> **WORK TO COMPLETE**
Every record below should be printed exactly as given.

Dataset items:

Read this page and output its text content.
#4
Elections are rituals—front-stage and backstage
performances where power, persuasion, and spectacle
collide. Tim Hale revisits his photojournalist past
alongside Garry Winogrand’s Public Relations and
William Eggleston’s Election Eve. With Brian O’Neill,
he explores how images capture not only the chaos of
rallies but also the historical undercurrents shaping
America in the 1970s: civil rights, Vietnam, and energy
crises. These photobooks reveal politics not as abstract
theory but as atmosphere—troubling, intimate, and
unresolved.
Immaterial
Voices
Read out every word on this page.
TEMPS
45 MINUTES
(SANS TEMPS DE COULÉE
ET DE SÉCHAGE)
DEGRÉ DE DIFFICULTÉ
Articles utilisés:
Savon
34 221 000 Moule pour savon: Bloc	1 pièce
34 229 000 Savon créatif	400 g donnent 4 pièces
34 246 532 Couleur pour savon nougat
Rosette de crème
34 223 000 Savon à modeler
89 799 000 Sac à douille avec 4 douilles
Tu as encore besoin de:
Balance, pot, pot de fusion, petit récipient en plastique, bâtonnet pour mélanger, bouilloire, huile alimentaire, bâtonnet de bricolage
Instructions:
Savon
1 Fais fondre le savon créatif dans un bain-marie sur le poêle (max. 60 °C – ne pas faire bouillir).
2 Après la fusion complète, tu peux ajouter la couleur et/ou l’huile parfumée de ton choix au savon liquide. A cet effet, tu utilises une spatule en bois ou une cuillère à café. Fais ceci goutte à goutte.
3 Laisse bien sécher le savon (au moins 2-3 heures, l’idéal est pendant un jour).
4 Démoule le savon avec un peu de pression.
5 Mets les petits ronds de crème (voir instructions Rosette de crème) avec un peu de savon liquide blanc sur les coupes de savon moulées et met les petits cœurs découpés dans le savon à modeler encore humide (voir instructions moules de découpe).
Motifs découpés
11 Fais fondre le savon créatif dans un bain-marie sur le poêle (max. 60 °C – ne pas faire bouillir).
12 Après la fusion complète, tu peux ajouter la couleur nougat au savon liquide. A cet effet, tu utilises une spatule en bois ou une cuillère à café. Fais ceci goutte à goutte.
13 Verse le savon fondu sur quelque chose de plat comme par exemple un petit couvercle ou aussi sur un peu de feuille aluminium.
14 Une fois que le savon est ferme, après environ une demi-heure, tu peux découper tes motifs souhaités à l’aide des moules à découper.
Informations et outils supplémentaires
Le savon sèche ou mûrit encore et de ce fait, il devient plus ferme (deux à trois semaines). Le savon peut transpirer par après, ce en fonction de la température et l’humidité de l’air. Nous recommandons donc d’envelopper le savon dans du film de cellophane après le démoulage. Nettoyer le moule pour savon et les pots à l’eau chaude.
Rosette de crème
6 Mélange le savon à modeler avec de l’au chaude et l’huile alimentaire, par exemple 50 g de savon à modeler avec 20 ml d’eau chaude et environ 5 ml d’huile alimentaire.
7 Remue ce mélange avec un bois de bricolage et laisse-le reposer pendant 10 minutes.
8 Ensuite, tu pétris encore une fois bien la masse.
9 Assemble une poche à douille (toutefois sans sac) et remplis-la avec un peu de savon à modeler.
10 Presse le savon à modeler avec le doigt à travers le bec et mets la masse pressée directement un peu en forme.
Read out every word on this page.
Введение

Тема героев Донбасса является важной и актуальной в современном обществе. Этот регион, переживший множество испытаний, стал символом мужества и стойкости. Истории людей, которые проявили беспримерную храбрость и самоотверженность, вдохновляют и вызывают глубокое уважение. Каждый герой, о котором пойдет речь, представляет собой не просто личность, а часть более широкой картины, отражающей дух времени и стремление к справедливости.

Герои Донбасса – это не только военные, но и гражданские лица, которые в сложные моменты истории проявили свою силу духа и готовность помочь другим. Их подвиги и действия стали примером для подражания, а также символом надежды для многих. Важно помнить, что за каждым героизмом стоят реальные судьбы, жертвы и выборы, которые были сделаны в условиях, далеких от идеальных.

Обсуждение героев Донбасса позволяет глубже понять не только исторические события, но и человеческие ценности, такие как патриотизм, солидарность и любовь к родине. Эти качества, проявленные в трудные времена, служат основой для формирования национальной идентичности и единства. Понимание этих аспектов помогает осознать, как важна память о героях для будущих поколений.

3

> **THE RESPONSE**
Read this page and output its text content.
#4
Elections are rituals—front-stage and backstage
performances where power, persuasion, and spectacle
collide. Tim Hale revisits his photojournalist past
alongside Garry Winogrand’s Public Relations and
William Eggleston’s Election Eve. With Brian O’Neill,
he explores how images capture not only the chaos of
rallies but also the historical undercurrents shaping
America in the 1970s: civil rights, Vietnam, and energy
crises. These photobooks reveal politics not as abstract
theory but as atmosphere—troubling, intimate, and
unresolved.
Immaterial
Voices
Read out every word on this page.
TEMPS
45 MINUTES
(SANS TEMPS DE COULÉE
ET DE SÉCHAGE)
DEGRÉ DE DIFFICULTÉ
Articles utilisés:
Savon
34 221 000 Moule pour savon: Bloc	1 pièce
34 229 000 Savon créatif	400 g donnent 4 pièces
34 246 532 Couleur pour savon nougat
Rosette de crème
34 223 000 Savon à modeler
89 799 000 Sac à douille avec 4 douilles
Tu as encore besoin de:
Balance, pot, pot de fusion, petit récipient en plastique, bâtonnet pour mélanger, bouilloire, huile alimentaire, bâtonnet de bricolage
Instructions:
Savon
1 Fais fondre le savon créatif dans un bain-marie sur le poêle (max. 60 °C – ne pas faire bouillir).
2 Après la fusion complète, tu peux ajouter la couleur et/ou l’huile parfumée de ton choix au savon liquide. A cet effet, tu utilises une spatule en bois ou une cuillère à café. Fais ceci goutte à goutte.
3 Laisse bien sécher le savon (au moins 2-3 heures, l’idéal est pendant un jour).
4 Démoule le savon avec un peu de pression.
5 Mets les petits ronds de crème (voir instructions Rosette de crème) avec un peu de savon liquide blanc sur les coupes de savon moulées et met les petits cœurs découpés dans le savon à modeler encore humide (voir instructions moules de découpe).
Motifs découpés
11 Fais fondre le savon créatif dans un bain-marie sur le poêle (max. 60 °C – ne pas faire bouillir).
12 Après la fusion complète, tu peux ajouter la couleur nougat au savon liquide. A cet effet, tu utilises une spatule en bois ou une cuillère à café. Fais ceci goutte à goutte.
13 Verse le savon fondu sur quelque chose de plat comme par exemple un petit couvercle ou aussi sur un peu de feuille aluminium.
14 Une fois que le savon est ferme, après environ une demi-heure, tu peux découper tes motifs souhaités à l’aide des moules à découper.
Informations et outils supplémentaires
Le savon sèche ou mûrit encore et de ce fait, il devient plus ferme (deux à trois semaines). Le savon peut transpirer par après, ce en fonction de la température et l’humidité de l’air. Nous recommandons donc d’envelopper le savon dans du film de cellophane après le démoulage. Nettoyer le moule pour savon et les pots à l’eau chaude.
Rosette de crème
6 Mélange le savon à modeler avec de l’au chaude et l’huile alimentaire, par exemple 50 g de savon à modeler avec 20 ml d’eau chaude et environ 5 ml d’huile alimentaire.
7 Remue ce mélange avec un bois de bricolage et laisse-le reposer pendant 10 minutes.
8 Ensuite, tu pétris encore une fois bien la masse.
9 Assemble une poche à douille (toutefois sans sac) et remplis-la avec un peu de savon à modeler.
10 Presse le savon à modeler avec le doigt à travers le bec et mets la masse pressée directement un peu en forme.
Read out every word on this page.
Введение

Тема героев Донбасса является важной и актуальной в современном обществе. Этот регион, переживший множество испытаний, стал символом мужества и стойкости. Истории людей, которые проявили беспримерную храбрость и самоотверженность, вдохновляют и вызывают глубокое уважение. Каждый герой, о котором пойдет речь, представляет собой не просто личность, а часть более широкой картины, отражающей дух времени и стремление к справедливости.

Герои Донбасса – это не только военные, но и гражданские лица, которые в сложные моменты истории проявили свою силу духа и готовность помочь другим. Их подвиги и действия стали примером для подражания, а также символом надежды для многих. Важно помнить, что за каждым героизмом стоят реальные судьбы, жертвы и выборы, которые были сделаны в условиях, далеких от идеальных.

Обсуждение героев Донбасса позволяет глубже понять не только исторические события, но и человеческие ценности, такие как патриотизм, солидарность и любовь к родине. Эти качества, проявленные в трудные времена, служат основой для формирования национальной идентичности и единства. Понимание этих аспектов помогает осознать, как важна память о героях для будущих поколений.

3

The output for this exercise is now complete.